**WHAT YOU WILL DO**: Reproduce the data below line for line, without changing any characters.

**SUPPLIED INFORMATION**:

::::

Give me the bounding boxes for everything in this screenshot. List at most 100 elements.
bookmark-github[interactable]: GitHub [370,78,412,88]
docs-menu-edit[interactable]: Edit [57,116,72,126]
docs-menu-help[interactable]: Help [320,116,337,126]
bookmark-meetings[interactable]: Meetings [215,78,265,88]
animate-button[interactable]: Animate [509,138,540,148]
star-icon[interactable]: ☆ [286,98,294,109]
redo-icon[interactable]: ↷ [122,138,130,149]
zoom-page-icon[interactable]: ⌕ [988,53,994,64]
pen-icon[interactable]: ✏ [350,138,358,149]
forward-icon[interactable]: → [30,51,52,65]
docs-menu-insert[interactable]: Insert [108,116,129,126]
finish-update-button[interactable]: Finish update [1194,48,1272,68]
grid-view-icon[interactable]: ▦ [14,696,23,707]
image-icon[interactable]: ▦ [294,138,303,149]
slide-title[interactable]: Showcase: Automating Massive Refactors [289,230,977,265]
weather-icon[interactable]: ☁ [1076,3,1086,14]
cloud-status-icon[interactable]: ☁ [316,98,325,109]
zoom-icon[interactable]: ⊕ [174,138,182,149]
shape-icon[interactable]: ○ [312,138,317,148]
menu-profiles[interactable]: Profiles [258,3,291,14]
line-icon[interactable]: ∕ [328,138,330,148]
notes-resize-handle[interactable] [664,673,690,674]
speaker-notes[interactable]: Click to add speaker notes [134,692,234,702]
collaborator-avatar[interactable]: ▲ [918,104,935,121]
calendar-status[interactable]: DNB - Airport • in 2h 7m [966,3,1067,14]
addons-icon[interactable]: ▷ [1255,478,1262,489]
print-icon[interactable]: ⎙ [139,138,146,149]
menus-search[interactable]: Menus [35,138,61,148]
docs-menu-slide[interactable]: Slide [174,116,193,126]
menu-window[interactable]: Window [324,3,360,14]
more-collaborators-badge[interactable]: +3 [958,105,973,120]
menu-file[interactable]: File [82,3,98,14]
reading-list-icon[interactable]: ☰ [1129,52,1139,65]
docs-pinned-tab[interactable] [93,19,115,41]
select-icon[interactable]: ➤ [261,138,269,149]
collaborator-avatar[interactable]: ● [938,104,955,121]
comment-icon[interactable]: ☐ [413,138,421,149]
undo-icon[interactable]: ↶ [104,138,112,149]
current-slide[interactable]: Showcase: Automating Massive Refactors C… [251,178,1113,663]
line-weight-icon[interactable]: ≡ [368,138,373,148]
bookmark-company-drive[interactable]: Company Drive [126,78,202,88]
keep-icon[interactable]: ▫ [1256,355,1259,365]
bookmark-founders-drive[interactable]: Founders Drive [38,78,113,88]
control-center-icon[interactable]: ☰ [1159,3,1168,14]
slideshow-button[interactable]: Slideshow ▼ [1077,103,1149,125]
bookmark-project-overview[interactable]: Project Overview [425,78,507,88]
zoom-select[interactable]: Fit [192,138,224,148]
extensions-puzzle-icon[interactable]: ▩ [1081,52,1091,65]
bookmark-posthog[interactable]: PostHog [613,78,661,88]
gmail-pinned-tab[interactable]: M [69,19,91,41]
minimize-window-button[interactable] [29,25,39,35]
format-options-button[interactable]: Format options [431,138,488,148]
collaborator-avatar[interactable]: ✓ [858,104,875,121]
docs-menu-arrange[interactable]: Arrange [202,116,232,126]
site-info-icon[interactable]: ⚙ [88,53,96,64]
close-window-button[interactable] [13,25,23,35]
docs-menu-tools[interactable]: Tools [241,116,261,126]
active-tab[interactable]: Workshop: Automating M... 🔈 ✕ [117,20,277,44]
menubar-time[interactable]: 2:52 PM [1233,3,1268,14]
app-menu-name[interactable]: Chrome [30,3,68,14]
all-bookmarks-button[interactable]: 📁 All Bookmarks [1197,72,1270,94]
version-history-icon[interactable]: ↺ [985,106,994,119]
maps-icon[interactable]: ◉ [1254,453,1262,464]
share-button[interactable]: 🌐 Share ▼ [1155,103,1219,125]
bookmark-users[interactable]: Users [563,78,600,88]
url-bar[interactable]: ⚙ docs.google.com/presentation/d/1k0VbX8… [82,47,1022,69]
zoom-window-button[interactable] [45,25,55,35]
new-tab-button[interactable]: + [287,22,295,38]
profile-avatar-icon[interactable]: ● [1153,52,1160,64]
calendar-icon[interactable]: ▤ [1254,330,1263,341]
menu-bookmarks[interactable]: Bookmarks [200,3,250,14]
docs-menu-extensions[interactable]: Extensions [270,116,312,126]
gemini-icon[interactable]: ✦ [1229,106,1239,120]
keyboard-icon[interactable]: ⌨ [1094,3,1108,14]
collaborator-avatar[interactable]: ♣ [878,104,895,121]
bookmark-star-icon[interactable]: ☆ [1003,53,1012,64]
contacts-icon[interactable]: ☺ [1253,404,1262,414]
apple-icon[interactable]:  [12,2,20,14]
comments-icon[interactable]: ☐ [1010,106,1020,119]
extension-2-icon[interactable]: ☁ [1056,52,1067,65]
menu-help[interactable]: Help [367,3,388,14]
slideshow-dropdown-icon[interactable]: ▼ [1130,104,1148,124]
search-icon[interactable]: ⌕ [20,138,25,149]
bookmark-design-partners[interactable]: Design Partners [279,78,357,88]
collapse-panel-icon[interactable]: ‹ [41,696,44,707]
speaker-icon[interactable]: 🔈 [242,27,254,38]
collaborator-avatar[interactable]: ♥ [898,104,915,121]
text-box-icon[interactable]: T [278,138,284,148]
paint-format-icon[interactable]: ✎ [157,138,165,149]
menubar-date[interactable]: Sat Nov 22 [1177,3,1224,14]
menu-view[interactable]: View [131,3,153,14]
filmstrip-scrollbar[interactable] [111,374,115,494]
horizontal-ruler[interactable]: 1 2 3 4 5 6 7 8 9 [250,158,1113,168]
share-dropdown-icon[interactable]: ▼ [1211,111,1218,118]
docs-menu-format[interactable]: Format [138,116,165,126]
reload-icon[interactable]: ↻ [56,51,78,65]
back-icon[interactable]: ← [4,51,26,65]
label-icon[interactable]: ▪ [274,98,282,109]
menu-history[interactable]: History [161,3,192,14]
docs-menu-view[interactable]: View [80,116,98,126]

::::

**ANSWER TO THIS TASK**:
Give me the bounding boxes for everything in this screenshot. List at most 100 elements.
bookmark-github[interactable]: GitHub [370,78,412,88]
docs-menu-edit[interactable]: Edit [57,116,72,126]
docs-menu-help[interactable]: Help [320,116,337,126]
bookmark-meetings[interactable]: Meetings [215,78,265,88]
animate-button[interactable]: Animate [509,138,540,148]
star-icon[interactable]: ☆ [286,98,294,109]
redo-icon[interactable]: ↷ [122,138,130,149]
zoom-page-icon[interactable]: ⌕ [988,53,994,64]
pen-icon[interactable]: ✏ [350,138,358,149]
forward-icon[interactable]: → [30,51,52,65]
docs-menu-insert[interactable]: Insert [108,116,129,126]
finish-update-button[interactable]: Finish update [1194,48,1272,68]
grid-view-icon[interactable]: ▦ [14,696,23,707]
image-icon[interactable]: ▦ [294,138,303,149]
slide-title[interactable]: Showcase: Automating Massive Refactors [289,230,977,265]
weather-icon[interactable]: ☁ [1076,3,1086,14]
cloud-status-icon[interactable]: ☁ [316,98,325,109]
zoom-icon[interactable]: ⊕ [174,138,182,149]
shape-icon[interactable]: ○ [312,138,317,148]
menu-profiles[interactable]: Profiles [258,3,291,14]
line-icon[interactable]: ∕ [328,138,330,148]
notes-resize-handle[interactable] [664,673,690,674]
speaker-notes[interactable]: Click to add speaker notes [134,692,234,702]
collaborator-avatar[interactable]: ▲ [918,104,935,121]
calendar-status[interactable]: DNB - Airport • in 2h 7m [966,3,1067,14]
addons-icon[interactable]: ▷ [1255,478,1262,489]
print-icon[interactable]: ⎙ [139,138,146,149]
menus-search[interactable]: Menus [35,138,61,148]
docs-menu-slide[interactable]: Slide [174,116,193,126]
menu-window[interactable]: Window [324,3,360,14]
more-collaborators-badge[interactable]: +3 [958,105,973,120]
menu-file[interactable]: File [82,3,98,14]
reading-list-icon[interactable]: ☰ [1129,52,1139,65]
docs-pinned-tab[interactable] [93,19,115,41]
select-icon[interactable]: ➤ [261,138,269,149]
collaborator-avatar[interactable]: ● [938,104,955,121]
comment-icon[interactable]: ☐ [413,138,421,149]
undo-icon[interactable]: ↶ [104,138,112,149]
current-slide[interactable]: Showcase: Automating Massive Refactors C… [251,178,1113,663]
line-weight-icon[interactable]: ≡ [368,138,373,148]
bookmark-company-drive[interactable]: Company Drive [126,78,202,88]
keep-icon[interactable]: ▫ [1256,355,1259,365]
bookmark-founders-drive[interactable]: Founders Drive [38,78,113,88]
control-center-icon[interactable]: ☰ [1159,3,1168,14]
slideshow-button[interactable]: Slideshow ▼ [1077,103,1149,125]
bookmark-project-overview[interactable]: Project Overview [425,78,507,88]
zoom-select[interactable]: Fit [192,138,224,148]
extensions-puzzle-icon[interactable]: ▩ [1081,52,1091,65]
bookmark-posthog[interactable]: PostHog [613,78,661,88]
gmail-pinned-tab[interactable]: M [69,19,91,41]
minimize-window-button[interactable] [29,25,39,35]
format-options-button[interactable]: Format options [431,138,488,148]
collaborator-avatar[interactable]: ✓ [858,104,875,121]
docs-menu-arrange[interactable]: Arrange [202,116,232,126]
site-info-icon[interactable]: ⚙ [88,53,96,64]
close-window-button[interactable] [13,25,23,35]
docs-menu-tools[interactable]: Tools [241,116,261,126]
active-tab[interactable]: Workshop: Automating M... 🔈 ✕ [117,20,277,44]
menubar-time[interactable]: 2:52 PM [1233,3,1268,14]
app-menu-name[interactable]: Chrome [30,3,68,14]
all-bookmarks-button[interactable]: 📁 All Bookmarks [1197,72,1270,94]
version-history-icon[interactable]: ↺ [985,106,994,119]
maps-icon[interactable]: ◉ [1254,453,1262,464]
share-button[interactable]: 🌐 Share ▼ [1155,103,1219,125]
bookmark-users[interactable]: Users [563,78,600,88]
url-bar[interactable]: ⚙ docs.google.com/presentation/d/1k0VbX8… [82,47,1022,69]
zoom-window-button[interactable] [45,25,55,35]
new-tab-button[interactable]: + [287,22,295,38]
profile-avatar-icon[interactable]: ● [1153,52,1160,64]
calendar-icon[interactable]: ▤ [1254,330,1263,341]
menu-bookmarks[interactable]: Bookmarks [200,3,250,14]
docs-menu-extensions[interactable]: Extensions [270,116,312,126]
gemini-icon[interactable]: ✦ [1229,106,1239,120]
keyboard-icon[interactable]: ⌨ [1094,3,1108,14]
collaborator-avatar[interactable]: ♣ [878,104,895,121]
bookmark-star-icon[interactable]: ☆ [1003,53,1012,64]
contacts-icon[interactable]: ☺ [1253,404,1262,414]
apple-icon[interactable]:  [12,2,20,14]
comments-icon[interactable]: ☐ [1010,106,1020,119]
extension-2-icon[interactable]: ☁ [1056,52,1067,65]
menu-help[interactable]: Help [367,3,388,14]
slideshow-dropdown-icon[interactable]: ▼ [1130,104,1148,124]
search-icon[interactable]: ⌕ [20,138,25,149]
bookmark-design-partners[interactable]: Design Partners [279,78,357,88]
collapse-panel-icon[interactable]: ‹ [41,696,44,707]
speaker-icon[interactable]: 🔈 [242,27,254,38]
collaborator-avatar[interactable]: ♥ [898,104,915,121]
text-box-icon[interactable]: T [278,138,284,148]
paint-format-icon[interactable]: ✎ [157,138,165,149]
menubar-date[interactable]: Sat Nov 22 [1177,3,1224,14]
menu-view[interactable]: View [131,3,153,14]
filmstrip-scrollbar[interactable] [111,374,115,494]
horizontal-ruler[interactable]: 1 2 3 4 5 6 7 8 9 [250,158,1113,168]
share-dropdown-icon[interactable]: ▼ [1211,111,1218,118]
docs-menu-format[interactable]: Format [138,116,165,126]
reload-icon[interactable]: ↻ [56,51,78,65]
back-icon[interactable]: ← [4,51,26,65]
label-icon[interactable]: ▪ [274,98,282,109]
menu-history[interactable]: History [161,3,192,14]
docs-menu-view[interactable]: View [80,116,98,126]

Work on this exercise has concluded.